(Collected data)

........

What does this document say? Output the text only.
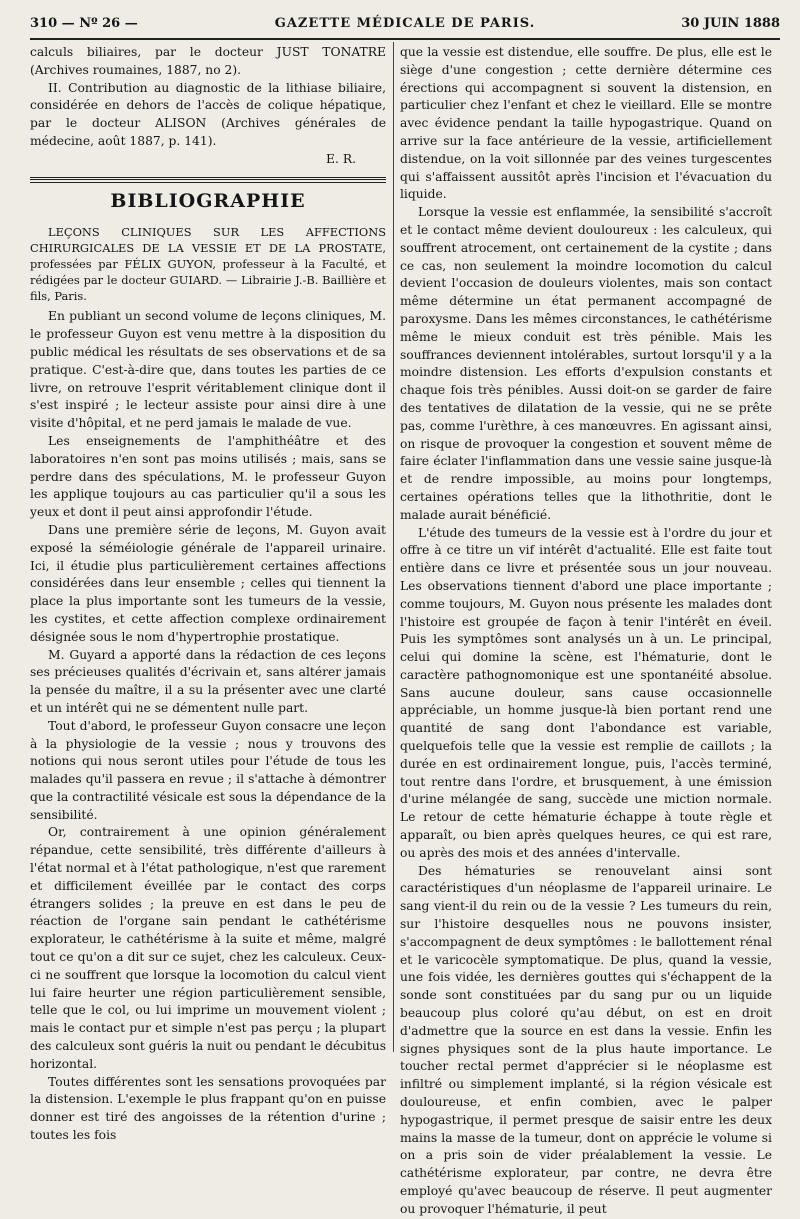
310 — Nº 26 —	GAZETTE MÉDICALE DE PARIS.	30 JUIN 1888

calculs biliaires, par le docteur JUST TONATRE (Archives roumaines, 1887, no 2).

II. Contribution au diagnostic de la lithiase biliaire, considérée en dehors de l'accès de colique hépatique, par le docteur ALISON (Archives générales de médecine, août 1887, p. 141).

E. R.

BIBLIOGRAPHIE

LEÇONS CLINIQUES SUR LES AFFECTIONS CHIRURGICALES DE LA VESSIE ET DE LA PROSTATE, professées par FÉLIX GUYON, professeur à la Faculté, et rédigées par le docteur GUIARD. — Librairie J.-B. Baillière et fils, Paris.

En publiant un second volume de leçons cliniques, M. le professeur Guyon est venu mettre à la disposition du public médical les résultats de ses observations et de sa pratique. C'est-à-dire que, dans toutes les parties de ce livre, on retrouve l'esprit véritablement clinique dont il s'est inspiré ; le lecteur assiste pour ainsi dire à une visite d'hôpital, et ne perd jamais le malade de vue.

Les enseignements de l'amphithéâtre et des laboratoires n'en sont pas moins utilisés ; mais, sans se perdre dans des spéculations, M. le professeur Guyon les applique toujours au cas particulier qu'il a sous les yeux et dont il peut ainsi approfondir l'étude.

Dans une première série de leçons, M. Guyon avait exposé la séméiologie générale de l'appareil urinaire. Ici, il étudie plus particulièrement certaines affections considérées dans leur ensemble ; celles qui tiennent la place la plus importante sont les tumeurs de la vessie, les cystites, et cette affection complexe ordinairement désignée sous le nom d'hypertrophie prostatique.

M. Guyard a apporté dans la rédaction de ces leçons ses précieuses qualités d'écrivain et, sans altérer jamais la pensée du maître, il a su la présenter avec une clarté et un intérêt qui ne se démentent nulle part.

Tout d'abord, le professeur Guyon consacre une leçon à la physiologie de la vessie ; nous y trouvons des notions qui nous seront utiles pour l'étude de tous les malades qu'il passera en revue ; il s'attache à démontrer que la contractilité vésicale est sous la dépendance de la sensibilité.

Or, contrairement à une opinion généralement répandue, cette sensibilité, très différente d'ailleurs à l'état normal et à l'état pathologique, n'est que rarement et difficilement éveillée par le contact des corps étrangers solides ; la preuve en est dans le peu de réaction de l'organe sain pendant le cathétérisme explorateur, le cathétérisme à la suite et même, malgré tout ce qu'on a dit sur ce sujet, chez les calculeux. Ceux-ci ne souffrent que lorsque la locomotion du calcul vient lui faire heurter une région particulièrement sensible, telle que le col, ou lui imprime un mouvement violent ; mais le contact pur et simple n'est pas perçu ; la plupart des calculeux sont guéris la nuit ou pendant le décubitus horizontal.

Toutes différentes sont les sensations provoquées par la distension. L'exemple le plus frappant qu'on en puisse donner est tiré des angoisses de la rétention d'urine ; toutes les fois

que la vessie est distendue, elle souffre. De plus, elle est le siège d'une congestion ; cette dernière détermine ces érections qui accompagnent si souvent la distension, en particulier chez l'enfant et chez le vieillard. Elle se montre avec évidence pendant la taille hypogastrique. Quand on arrive sur la face antérieure de la vessie, artificiellement distendue, on la voit sillonnée par des veines turgescentes qui s'affaissent aussitôt après l'incision et l'évacuation du liquide.

Lorsque la vessie est enflammée, la sensibilité s'accroît et le contact même devient douloureux : les calculeux, qui souffrent atrocement, ont certainement de la cystite ; dans ce cas, non seulement la moindre locomotion du calcul devient l'occasion de douleurs violentes, mais son contact même détermine un état permanent accompagné de paroxysme. Dans les mêmes circonstances, le cathétérisme même le mieux conduit est très pénible. Mais les souffrances deviennent intolérables, surtout lorsqu'il y a la moindre distension. Les efforts d'expulsion constants et chaque fois très pénibles. Aussi doit-on se garder de faire des tentatives de dilatation de la vessie, qui ne se prête pas, comme l'urèthre, à ces manœuvres. En agissant ainsi, on risque de provoquer la congestion et souvent même de faire éclater l'inflammation dans une vessie saine jusque-là et de rendre impossible, au moins pour longtemps, certaines opérations telles que la lithothritie, dont le malade aurait bénéficié.

L'étude des tumeurs de la vessie est à l'ordre du jour et offre à ce titre un vif intérêt d'actualité. Elle est faite tout entière dans ce livre et présentée sous un jour nouveau. Les observations tiennent d'abord une place importante ; comme toujours, M. Guyon nous présente les malades dont l'histoire est groupée de façon à tenir l'intérêt en éveil. Puis les symptômes sont analysés un à un. Le principal, celui qui domine la scène, est l'hématurie, dont le caractère pathognomonique est une spontanéité absolue. Sans aucune douleur, sans cause occasionnelle appréciable, un homme jusque-là bien portant rend une quantité de sang dont l'abondance est variable, quelquefois telle que la vessie est remplie de caillots ; la durée en est ordinairement longue, puis, l'accès terminé, tout rentre dans l'ordre, et brusquement, à une émission d'urine mélangée de sang, succède une miction normale. Le retour de cette hématurie échappe à toute règle et apparaît, ou bien après quelques heures, ce qui est rare, ou après des mois et des années d'intervalle.

Des hématuries se renouvelant ainsi sont caractéristiques d'un néoplasme de l'appareil urinaire. Le sang vient-il du rein ou de la vessie ? Les tumeurs du rein, sur l'histoire desquelles nous ne pouvons insister, s'accompagnent de deux symptômes : le ballottement rénal et le varicocèle symptomatique. De plus, quand la vessie, une fois vidée, les dernières gouttes qui s'échappent de la sonde sont constituées par du sang pur ou un liquide beaucoup plus coloré qu'au début, on est en droit d'admettre que la source en est dans la vessie. Enfin les signes physiques sont de la plus haute importance. Le toucher rectal permet d'apprécier si le néoplasme est infiltré ou simplement implanté, si la région vésicale est douloureuse, et enfin combien, avec le palper hypogastrique, il permet presque de saisir entre les deux mains la masse de la tumeur, dont on apprécie le volume si on a pris soin de vider préalablement la vessie. Le cathétérisme explorateur, par contre, ne devra être employé qu'avec beaucoup de réserve. Il peut augmenter ou provoquer l'hématurie, il peut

........

__DIRECTION__: Read the data above and pull out each line that holds the string "jamais".

__WRITTEN RESPONSE__:
En publiant un second volume de leçons cliniques, M. le professeur Guyon est venu mettre à la disposition du public médical les résultats de ses observations et de sa pratique. C'est-à-dire que, dans toutes les parties de ce livre, on retrouve l'esprit véritablement clinique dont il s'est inspiré ; le lecteur assiste pour ainsi dire à une visite d'hôpital, et ne perd jamais le malade de vue.
M. Guyard a apporté dans la rédaction de ces leçons ses précieuses qualités d'écrivain et, sans altérer jamais la pensée du maître, il a su la présenter avec une clarté et un intérêt qui ne se démentent nulle part.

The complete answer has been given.